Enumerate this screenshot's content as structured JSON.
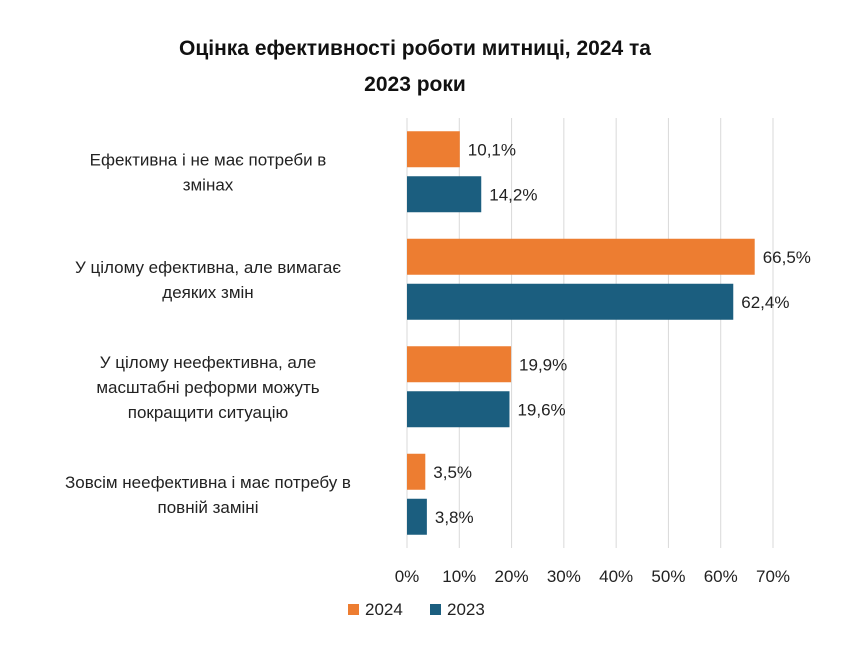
{
  "chart_data": {
    "type": "bar",
    "orientation": "horizontal",
    "title_lines": [
      "Оцінка ефективності роботи митниці, 2024 та",
      "2023 роки"
    ],
    "categories": [
      "Ефективна і не має потреби в змінах",
      "У цілому ефективна, але вимагає деяких змін",
      "У цілому неефективна, але масштабні реформи можуть покращити ситуацію",
      "Зовсім неефективна і має потребу в повній заміні"
    ],
    "category_lines": [
      [
        "Ефективна і не має потреби в",
        "змінах"
      ],
      [
        "У цілому ефективна, але вимагає",
        "деяких змін"
      ],
      [
        "У цілому неефективна, але",
        "масштабні реформи можуть",
        "покращити ситуацію"
      ],
      [
        "Зовсім неефективна і має потребу в",
        "повній заміні"
      ]
    ],
    "series": [
      {
        "name": "2024",
        "color": "#ED7D31",
        "values": [
          10.1,
          66.5,
          19.9,
          3.5
        ],
        "labels": [
          "10,1%",
          "66,5%",
          "19,9%",
          "3,5%"
        ]
      },
      {
        "name": "2023",
        "color": "#1B5E7F",
        "values": [
          14.2,
          62.4,
          19.6,
          3.8
        ],
        "labels": [
          "14,2%",
          "62,4%",
          "19,6%",
          "3,8%"
        ]
      }
    ],
    "xlim": [
      0,
      70
    ],
    "xticks": [
      0,
      10,
      20,
      30,
      40,
      50,
      60,
      70
    ],
    "xtick_labels": [
      "0%",
      "10%",
      "20%",
      "30%",
      "40%",
      "50%",
      "60%",
      "70%"
    ],
    "grid": true,
    "legend_position": "bottom"
  }
}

Written task
Copy each line of the listing that holds the word "покращити".

Written solution
      "У цілому неефективна, але масштабні реформи можуть покращити ситуацію",
        "покращити ситуацію"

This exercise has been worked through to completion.